• _Data_
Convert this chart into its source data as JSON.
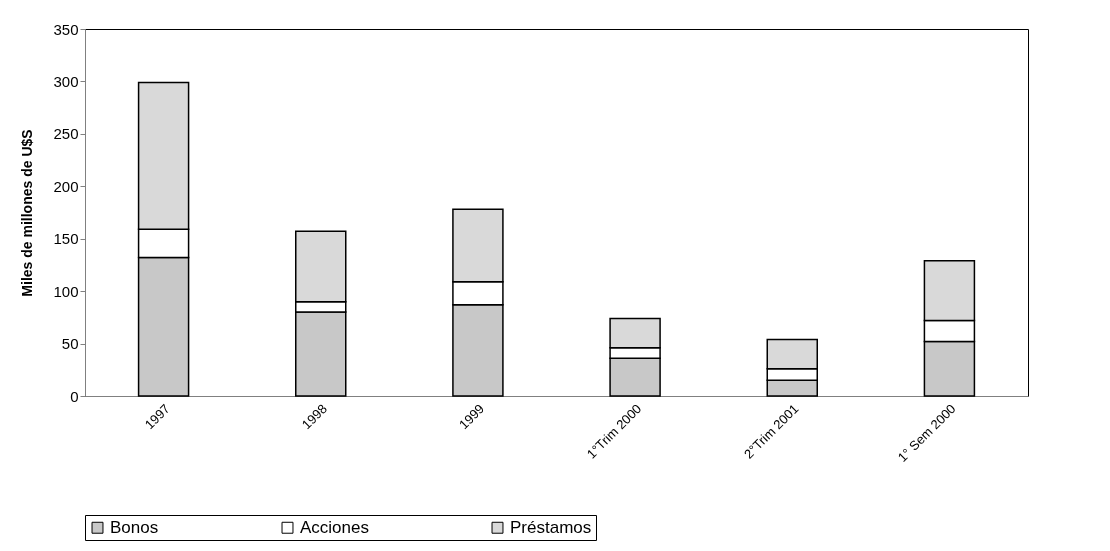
{
  "chart_data": {
    "type": "bar",
    "stacked": true,
    "ylabel": "Miles de millones de U$S",
    "categories": [
      "1997",
      "1998",
      "1999",
      "1°Trim 2000",
      "2°Trim 2001",
      "1° Sem 2000"
    ],
    "series": [
      {
        "name": "Bonos",
        "color": "#c8c8c8",
        "values": [
          132,
          80,
          87,
          36,
          15,
          52
        ]
      },
      {
        "name": "Acciones",
        "color": "#ffffff",
        "values": [
          27,
          10,
          22,
          10,
          11,
          20
        ]
      },
      {
        "name": "Préstamos",
        "color": "#d9d9d9",
        "values": [
          140,
          67,
          69,
          28,
          28,
          57
        ]
      }
    ],
    "ylim": [
      0,
      350
    ],
    "yticks": [
      0,
      50,
      100,
      150,
      200,
      250,
      300,
      350
    ],
    "grid": false,
    "legend": "bottom"
  }
}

• _Task brief_
Copy every line of the listing that contains the word "name".

• _The answer_
        "name": "Bonos",
        "name": "Acciones",
        "name": "Préstamos",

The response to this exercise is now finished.